INFORMATION SHOWN
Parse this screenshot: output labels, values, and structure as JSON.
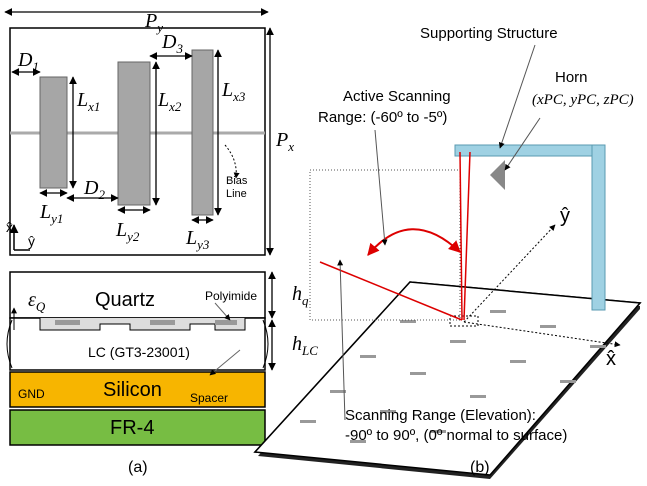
{
  "panel_a": {
    "period_y": {
      "main": "P",
      "sub": "y"
    },
    "period_x": {
      "main": "P",
      "sub": "x"
    },
    "gaps": [
      {
        "main": "D",
        "sub": "1"
      },
      {
        "main": "D",
        "sub": "2"
      },
      {
        "main": "D",
        "sub": "3"
      }
    ],
    "lengths_x": [
      {
        "main": "L",
        "sub": "x1"
      },
      {
        "main": "L",
        "sub": "x2"
      },
      {
        "main": "L",
        "sub": "x3"
      }
    ],
    "lengths_y": [
      {
        "main": "L",
        "sub": "y1"
      },
      {
        "main": "L",
        "sub": "y2"
      },
      {
        "main": "L",
        "sub": "y3"
      }
    ],
    "bias_line": [
      "Bias",
      "Line"
    ],
    "axis_x": "x̂",
    "axis_y": "ŷ",
    "permittivity": {
      "main": "ε",
      "sub": "Q"
    },
    "quartz": "Quartz",
    "polyimide": "Polyimide",
    "h_q": {
      "main": "h",
      "sub": "q"
    },
    "lc": "LC (GT3-23001)",
    "h_lc": {
      "main": "h",
      "sub": "LC"
    },
    "gnd": "GND",
    "silicon": "Silicon",
    "spacer": "Spacer",
    "fr4": "FR-4",
    "caption": "(a)"
  },
  "panel_b": {
    "supporting_structure": "Supporting Structure",
    "horn": "Horn",
    "horn_position": "(xPC, yPC, zPC)",
    "active_range": [
      "Active Scanning",
      "Range: (-60º to -5º)"
    ],
    "axis_y": "ŷ",
    "axis_x": "x̂",
    "scanning_range": [
      "Scanning Range (Elevation):",
      "-90º to 90º, (0º normal to surface)"
    ],
    "caption": "(b)"
  }
}
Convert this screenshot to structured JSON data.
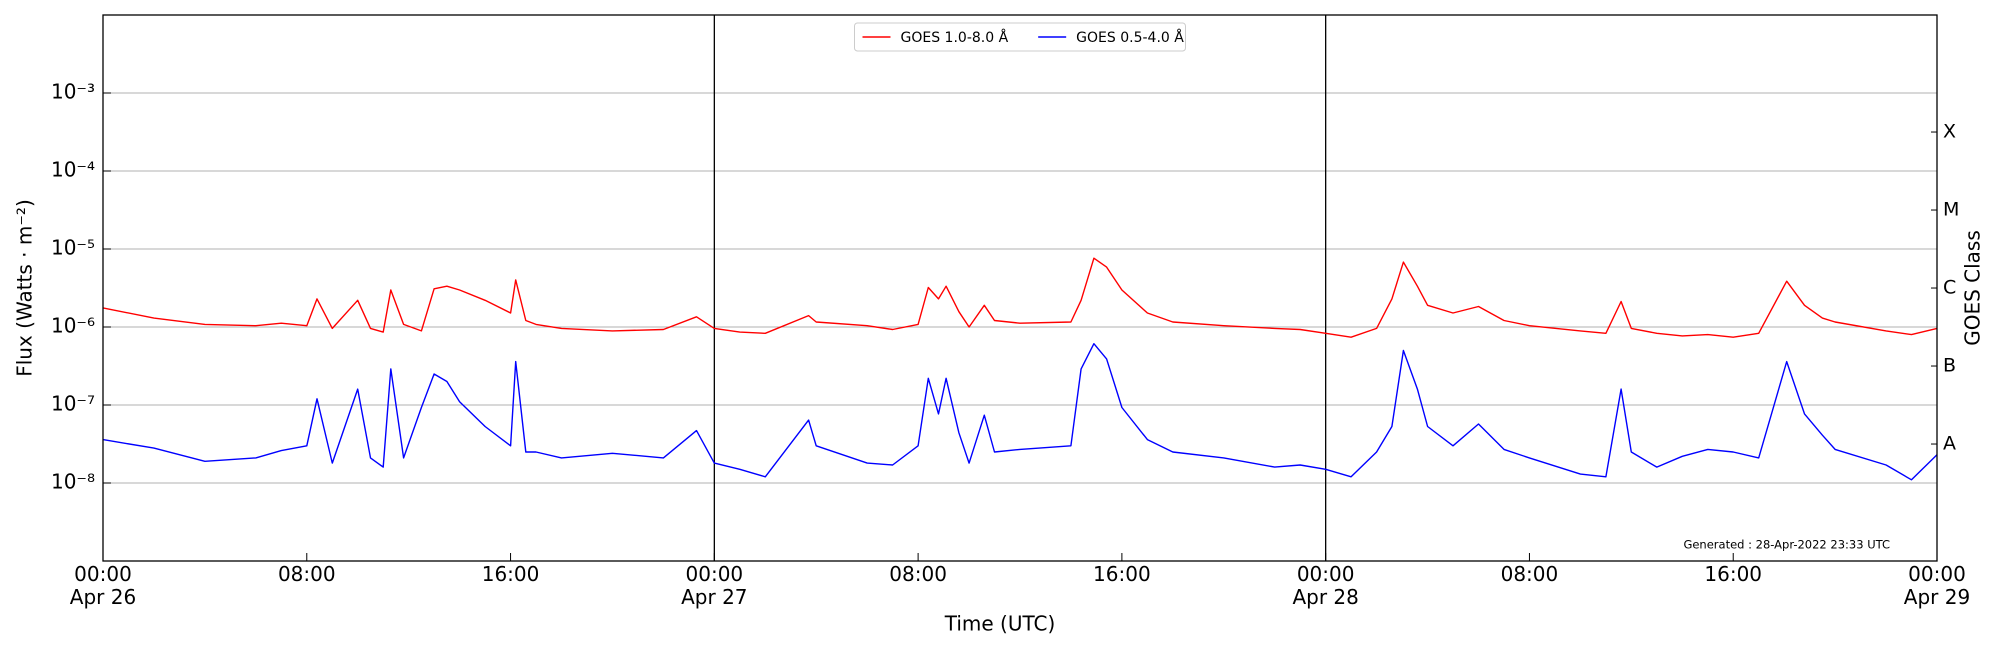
{
  "chart_data": {
    "type": "line",
    "x_label": "Time (UTC)",
    "y_label": "Flux (Watts · m⁻²)",
    "y2_label": "GOES Class",
    "annotation": "Generated : 28-Apr-2022 23:33 UTC",
    "log_scale": true,
    "grid": true,
    "legend": "upper center",
    "xlim": [
      "Apr 26 00:00",
      "Apr 29 00:00"
    ],
    "xticks": [
      {
        "value": "Apr 26 00:00",
        "label": "00:00\nApr 26"
      },
      {
        "value": "Apr 26 08:00",
        "label": "08:00"
      },
      {
        "value": "Apr 26 16:00",
        "label": "16:00"
      },
      {
        "value": "Apr 27 00:00",
        "label": "00:00\nApr 27"
      },
      {
        "value": "Apr 27 08:00",
        "label": "08:00"
      },
      {
        "value": "Apr 27 16:00",
        "label": "16:00"
      },
      {
        "value": "Apr 28 00:00",
        "label": "00:00\nApr 28"
      },
      {
        "value": "Apr 28 08:00",
        "label": "08:00"
      },
      {
        "value": "Apr 28 16:00",
        "label": "16:00"
      },
      {
        "value": "Apr 29 00:00",
        "label": "00:00\nApr 29"
      }
    ],
    "ylim": [
      1e-09,
      0.01
    ],
    "yticks": [
      {
        "value": 1e-08,
        "label": "10⁻⁸"
      },
      {
        "value": 1e-07,
        "label": "10⁻⁷"
      },
      {
        "value": 1e-06,
        "label": "10⁻⁶"
      },
      {
        "value": 1e-05,
        "label": "10⁻⁵"
      },
      {
        "value": 0.0001,
        "label": "10⁻⁴"
      },
      {
        "value": 0.001,
        "label": "10⁻³"
      }
    ],
    "y2lim": [
      1e-09,
      0.01
    ],
    "y2ticks": [
      {
        "value": 3.16e-08,
        "label": "A"
      },
      {
        "value": 3.16e-07,
        "label": "B"
      },
      {
        "value": 3.16e-06,
        "label": "C"
      },
      {
        "value": 3.16e-05,
        "label": "M"
      },
      {
        "value": 0.000316,
        "label": "X"
      }
    ],
    "x": [
      "Apr 26 00:00",
      "Apr 26 02:00",
      "Apr 26 04:00",
      "Apr 26 06:00",
      "Apr 26 07:00",
      "Apr 26 08:00",
      "Apr 26 08:24",
      "Apr 26 09:00",
      "Apr 26 10:00",
      "Apr 26 10:30",
      "Apr 26 11:00",
      "Apr 26 11:18",
      "Apr 26 11:48",
      "Apr 26 12:30",
      "Apr 26 13:00",
      "Apr 26 13:30",
      "Apr 26 14:00",
      "Apr 26 15:00",
      "Apr 26 16:00",
      "Apr 26 16:12",
      "Apr 26 16:36",
      "Apr 26 17:00",
      "Apr 26 18:00",
      "Apr 26 20:00",
      "Apr 26 22:00",
      "Apr 26 23:18",
      "Apr 27 00:00",
      "Apr 27 01:00",
      "Apr 27 02:00",
      "Apr 27 03:42",
      "Apr 27 04:00",
      "Apr 27 06:00",
      "Apr 27 07:00",
      "Apr 27 08:00",
      "Apr 27 08:24",
      "Apr 27 08:48",
      "Apr 27 09:06",
      "Apr 27 09:36",
      "Apr 27 10:00",
      "Apr 27 10:36",
      "Apr 27 11:00",
      "Apr 27 12:00",
      "Apr 27 14:00",
      "Apr 27 14:24",
      "Apr 27 14:54",
      "Apr 27 15:24",
      "Apr 27 16:00",
      "Apr 27 17:00",
      "Apr 27 18:00",
      "Apr 27 20:00",
      "Apr 27 22:00",
      "Apr 27 23:00",
      "Apr 28 00:00",
      "Apr 28 01:00",
      "Apr 28 02:00",
      "Apr 28 02:36",
      "Apr 28 03:03",
      "Apr 28 03:36",
      "Apr 28 04:00",
      "Apr 28 05:00",
      "Apr 28 06:00",
      "Apr 28 07:00",
      "Apr 28 08:00",
      "Apr 28 10:00",
      "Apr 28 11:00",
      "Apr 28 11:36",
      "Apr 28 12:00",
      "Apr 28 13:00",
      "Apr 28 14:00",
      "Apr 28 15:00",
      "Apr 28 16:00",
      "Apr 28 17:00",
      "Apr 28 18:06",
      "Apr 28 18:48",
      "Apr 28 19:30",
      "Apr 28 20:00",
      "Apr 28 22:00",
      "Apr 28 23:00",
      "Apr 29 00:00"
    ],
    "series": [
      {
        "name": "GOES 1.0-8.0 Å",
        "color": "#ff0000",
        "values": [
          1.76e-06,
          1.3e-06,
          1.08e-06,
          1.04e-06,
          1.12e-06,
          1.04e-06,
          2.29e-06,
          9.6e-07,
          2.2e-06,
          9.6e-07,
          8.6e-07,
          2.98e-06,
          1.08e-06,
          8.9e-07,
          3.09e-06,
          3.33e-06,
          2.98e-06,
          2.2e-06,
          1.51e-06,
          4.02e-06,
          1.21e-06,
          1.08e-06,
          9.6e-07,
          8.9e-07,
          9.3e-07,
          1.35e-06,
          9.6e-07,
          8.6e-07,
          8.3e-07,
          1.4e-06,
          1.16e-06,
          1.04e-06,
          9.3e-07,
          1.08e-06,
          3.21e-06,
          2.29e-06,
          3.33e-06,
          1.57e-06,
          1e-06,
          1.9e-06,
          1.21e-06,
          1.12e-06,
          1.16e-06,
          2.2e-06,
          7.63e-06,
          5.86e-06,
          2.98e-06,
          1.51e-06,
          1.16e-06,
          1.04e-06,
          9.6e-07,
          9.3e-07,
          8.3e-07,
          7.4e-07,
          9.6e-07,
          2.29e-06,
          6.8e-06,
          3.33e-06,
          1.9e-06,
          1.51e-06,
          1.83e-06,
          1.21e-06,
          1.04e-06,
          8.9e-07,
          8.3e-07,
          2.12e-06,
          9.6e-07,
          8.3e-07,
          7.7e-07,
          8e-07,
          7.4e-07,
          8.3e-07,
          3.87e-06,
          1.9e-06,
          1.3e-06,
          1.16e-06,
          8.9e-07,
          8e-07,
          9.6e-07
        ]
      },
      {
        "name": "GOES 0.5-4.0 Å",
        "color": "#0000ff",
        "values": [
          3.6e-08,
          2.8e-08,
          1.9e-08,
          2.1e-08,
          2.6e-08,
          3e-08,
          1.2e-07,
          1.8e-08,
          1.6e-07,
          2.1e-08,
          1.6e-08,
          2.9e-07,
          2.1e-08,
          9.3e-08,
          2.5e-07,
          2e-07,
          1.1e-07,
          5.3e-08,
          3e-08,
          3.6e-07,
          2.5e-08,
          2.5e-08,
          2.1e-08,
          2.4e-08,
          2.1e-08,
          4.7e-08,
          1.8e-08,
          1.5e-08,
          1.2e-08,
          6.4e-08,
          3e-08,
          1.8e-08,
          1.7e-08,
          3e-08,
          2.2e-07,
          7.7e-08,
          2.2e-07,
          4.4e-08,
          1.8e-08,
          7.4e-08,
          2.5e-08,
          2.7e-08,
          3e-08,
          2.9e-07,
          6.1e-07,
          3.9e-07,
          9.3e-08,
          3.6e-08,
          2.5e-08,
          2.1e-08,
          1.6e-08,
          1.7e-08,
          1.5e-08,
          1.2e-08,
          2.5e-08,
          5.3e-08,
          5e-07,
          1.6e-07,
          5.3e-08,
          3e-08,
          5.7e-08,
          2.7e-08,
          2.1e-08,
          1.3e-08,
          1.2e-08,
          1.6e-07,
          2.5e-08,
          1.6e-08,
          2.2e-08,
          2.7e-08,
          2.5e-08,
          2.1e-08,
          3.6e-07,
          7.7e-08,
          4.1e-08,
          2.7e-08,
          1.7e-08,
          1.1e-08,
          2.3e-08
        ]
      }
    ]
  }
}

THE PROBLEM
Go through the material and copy out every line with "this" in it.

EXERCISE RESULT
Parse this screenshot: output labels, values, and structure as JSON.
Convert this screenshot to structured JSON data.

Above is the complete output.